* **Input material**

## START

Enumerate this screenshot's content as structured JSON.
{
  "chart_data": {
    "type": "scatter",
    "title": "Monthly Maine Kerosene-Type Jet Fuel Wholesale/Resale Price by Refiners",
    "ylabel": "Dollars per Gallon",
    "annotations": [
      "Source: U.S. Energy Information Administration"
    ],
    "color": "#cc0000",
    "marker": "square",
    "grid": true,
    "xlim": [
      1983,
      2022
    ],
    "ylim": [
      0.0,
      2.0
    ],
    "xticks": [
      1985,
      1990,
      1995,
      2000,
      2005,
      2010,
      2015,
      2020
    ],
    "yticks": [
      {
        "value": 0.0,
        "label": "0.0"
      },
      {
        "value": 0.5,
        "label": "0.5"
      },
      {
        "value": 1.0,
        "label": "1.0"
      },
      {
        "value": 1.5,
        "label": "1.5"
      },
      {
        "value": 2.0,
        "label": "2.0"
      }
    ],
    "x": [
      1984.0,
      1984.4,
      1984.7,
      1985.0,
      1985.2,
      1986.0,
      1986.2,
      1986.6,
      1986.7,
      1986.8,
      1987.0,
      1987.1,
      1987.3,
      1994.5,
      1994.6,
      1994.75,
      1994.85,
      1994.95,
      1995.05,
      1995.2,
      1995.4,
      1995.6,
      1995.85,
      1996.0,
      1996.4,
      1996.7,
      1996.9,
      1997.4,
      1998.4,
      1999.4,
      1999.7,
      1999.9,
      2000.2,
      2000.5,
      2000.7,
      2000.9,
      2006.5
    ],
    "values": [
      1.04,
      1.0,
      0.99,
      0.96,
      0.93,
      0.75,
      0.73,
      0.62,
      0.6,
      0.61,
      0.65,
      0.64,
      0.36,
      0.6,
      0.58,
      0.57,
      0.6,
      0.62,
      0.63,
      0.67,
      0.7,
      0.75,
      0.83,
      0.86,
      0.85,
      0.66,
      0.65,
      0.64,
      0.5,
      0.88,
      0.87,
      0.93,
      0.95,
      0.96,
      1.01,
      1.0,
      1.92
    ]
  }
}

## END

* **Written request**
Write out the material from the first line to the last, exactly.

* **Solution to the problem**
Enumerate this screenshot's content as structured JSON.
{
  "chart_data": {
    "type": "scatter",
    "title": "Monthly Maine Kerosene-Type Jet Fuel Wholesale/Resale Price by Refiners",
    "ylabel": "Dollars per Gallon",
    "annotations": [
      "Source: U.S. Energy Information Administration"
    ],
    "color": "#cc0000",
    "marker": "square",
    "grid": true,
    "xlim": [
      1983,
      2022
    ],
    "ylim": [
      0.0,
      2.0
    ],
    "xticks": [
      1985,
      1990,
      1995,
      2000,
      2005,
      2010,
      2015,
      2020
    ],
    "yticks": [
      {
        "value": 0.0,
        "label": "0.0"
      },
      {
        "value": 0.5,
        "label": "0.5"
      },
      {
        "value": 1.0,
        "label": "1.0"
      },
      {
        "value": 1.5,
        "label": "1.5"
      },
      {
        "value": 2.0,
        "label": "2.0"
      }
    ],
    "x": [
      1984.0,
      1984.4,
      1984.7,
      1985.0,
      1985.2,
      1986.0,
      1986.2,
      1986.6,
      1986.7,
      1986.8,
      1987.0,
      1987.1,
      1987.3,
      1994.5,
      1994.6,
      1994.75,
      1994.85,
      1994.95,
      1995.05,
      1995.2,
      1995.4,
      1995.6,
      1995.85,
      1996.0,
      1996.4,
      1996.7,
      1996.9,
      1997.4,
      1998.4,
      1999.4,
      1999.7,
      1999.9,
      2000.2,
      2000.5,
      2000.7,
      2000.9,
      2006.5
    ],
    "values": [
      1.04,
      1.0,
      0.99,
      0.96,
      0.93,
      0.75,
      0.73,
      0.62,
      0.6,
      0.61,
      0.65,
      0.64,
      0.36,
      0.6,
      0.58,
      0.57,
      0.6,
      0.62,
      0.63,
      0.67,
      0.7,
      0.75,
      0.83,
      0.86,
      0.85,
      0.66,
      0.65,
      0.64,
      0.5,
      0.88,
      0.87,
      0.93,
      0.95,
      0.96,
      1.01,
      1.0,
      1.92
    ]
  }
}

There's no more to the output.